21.5 Sustainable and Efficient Search¶
Energy Cost of Vector Search¶
At datacenter scale (billions of queries/day), vector search energy consumption is non-trivial. Research directions:
- Cascade search: Binary quantization → SQ4 → full precision (3-stage)
- Early termination: Stop when result quality is "good enough"
- Workload-aware scheduling: Batch queries for GPU efficiency
- Near-data processing: Reduce data movement
21.6 Apache Iceberg as a Vector Storage Layer¶
The Problem with Proprietary Storage Formats¶
Every vector database today invents its own internal file format for segments, indexes, and metadata. Milvus has its own binary format, Qdrant stores segments differently, and Weaviate has yet another layout. This means your data is locked in. If you want to migrate from Milvus to Qdrant, you must fully export, re-embed, and re-ingest everything—a process that can take days for billion-scale datasets.

> DATA EXCERPTS
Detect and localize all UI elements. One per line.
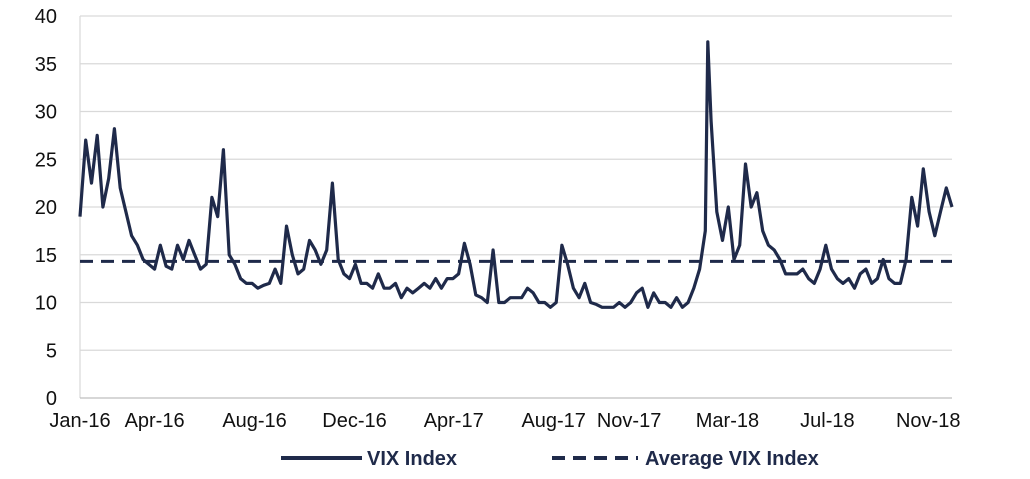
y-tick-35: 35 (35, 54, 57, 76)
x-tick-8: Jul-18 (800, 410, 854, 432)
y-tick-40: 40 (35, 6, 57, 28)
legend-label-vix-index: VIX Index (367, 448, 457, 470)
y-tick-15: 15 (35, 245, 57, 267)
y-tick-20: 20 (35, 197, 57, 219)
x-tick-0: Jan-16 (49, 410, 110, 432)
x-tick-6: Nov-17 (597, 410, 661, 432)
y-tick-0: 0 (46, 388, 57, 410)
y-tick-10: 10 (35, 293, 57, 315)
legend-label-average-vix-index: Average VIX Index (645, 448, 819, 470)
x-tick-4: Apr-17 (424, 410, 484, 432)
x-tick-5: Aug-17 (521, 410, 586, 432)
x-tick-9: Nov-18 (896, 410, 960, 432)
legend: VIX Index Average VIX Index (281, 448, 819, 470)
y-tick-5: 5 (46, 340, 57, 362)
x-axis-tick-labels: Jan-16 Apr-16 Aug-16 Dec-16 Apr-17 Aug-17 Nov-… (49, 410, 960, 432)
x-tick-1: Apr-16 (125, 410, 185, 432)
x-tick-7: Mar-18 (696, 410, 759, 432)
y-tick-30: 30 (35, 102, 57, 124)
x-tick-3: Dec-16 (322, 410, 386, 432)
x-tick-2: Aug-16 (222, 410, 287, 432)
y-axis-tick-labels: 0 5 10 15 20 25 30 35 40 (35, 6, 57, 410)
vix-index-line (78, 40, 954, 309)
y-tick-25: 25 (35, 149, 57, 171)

* * *

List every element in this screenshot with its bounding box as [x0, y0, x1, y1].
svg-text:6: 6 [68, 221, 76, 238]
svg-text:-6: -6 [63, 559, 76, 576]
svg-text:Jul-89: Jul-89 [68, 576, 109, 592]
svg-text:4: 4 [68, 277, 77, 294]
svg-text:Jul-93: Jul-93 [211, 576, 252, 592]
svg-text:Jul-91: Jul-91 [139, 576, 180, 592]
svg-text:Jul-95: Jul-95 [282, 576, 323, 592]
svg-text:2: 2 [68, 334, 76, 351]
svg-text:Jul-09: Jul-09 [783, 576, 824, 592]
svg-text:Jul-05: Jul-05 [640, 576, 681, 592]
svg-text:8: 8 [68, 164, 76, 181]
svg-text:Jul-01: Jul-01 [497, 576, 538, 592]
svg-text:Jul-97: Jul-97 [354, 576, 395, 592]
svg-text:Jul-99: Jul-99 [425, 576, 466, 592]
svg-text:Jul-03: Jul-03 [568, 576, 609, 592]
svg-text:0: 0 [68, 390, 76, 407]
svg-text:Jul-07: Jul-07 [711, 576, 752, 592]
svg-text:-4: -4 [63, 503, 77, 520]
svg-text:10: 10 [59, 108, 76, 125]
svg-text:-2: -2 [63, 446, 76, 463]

---

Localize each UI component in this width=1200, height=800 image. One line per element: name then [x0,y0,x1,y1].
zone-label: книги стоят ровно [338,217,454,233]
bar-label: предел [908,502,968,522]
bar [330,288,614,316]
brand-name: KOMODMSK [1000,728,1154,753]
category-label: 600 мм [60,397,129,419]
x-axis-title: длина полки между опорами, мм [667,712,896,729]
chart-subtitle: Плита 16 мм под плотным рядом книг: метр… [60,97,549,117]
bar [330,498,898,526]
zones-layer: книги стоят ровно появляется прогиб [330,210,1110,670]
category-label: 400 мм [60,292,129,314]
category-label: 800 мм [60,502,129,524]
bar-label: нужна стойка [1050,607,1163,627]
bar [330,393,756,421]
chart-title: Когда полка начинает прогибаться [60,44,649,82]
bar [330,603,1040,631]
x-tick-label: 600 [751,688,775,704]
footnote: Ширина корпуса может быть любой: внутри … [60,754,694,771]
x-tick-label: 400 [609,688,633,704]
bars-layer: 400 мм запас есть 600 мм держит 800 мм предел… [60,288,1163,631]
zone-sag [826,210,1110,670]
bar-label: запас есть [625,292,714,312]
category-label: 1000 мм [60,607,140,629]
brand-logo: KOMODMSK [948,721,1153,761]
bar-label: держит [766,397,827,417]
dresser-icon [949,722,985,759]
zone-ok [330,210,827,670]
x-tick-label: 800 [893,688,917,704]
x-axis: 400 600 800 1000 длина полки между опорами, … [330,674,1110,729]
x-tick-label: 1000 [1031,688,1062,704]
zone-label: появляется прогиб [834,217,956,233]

> WHAT YOU NEED TO DO
- A) Please print the passage of the vector search excerpt from "21.5 Sustainable and" up to and including "full precision (3-stage)".
- B) In the vector search excerpt, what three steps does migrating from Milvus to Qdrant require?

> OUTPUTS
- A)
21.5 Sustainable and Efficient Search¶
Energy Cost of Vector Search¶
At datacenter scale (billions of queries/day), vector search energy consumption is non-trivial. Research directions:
- Cascade search: Binary quantization → SQ4 → full precision (3-stage)

- B) You must fully export, re-embed, and re-ingest everything.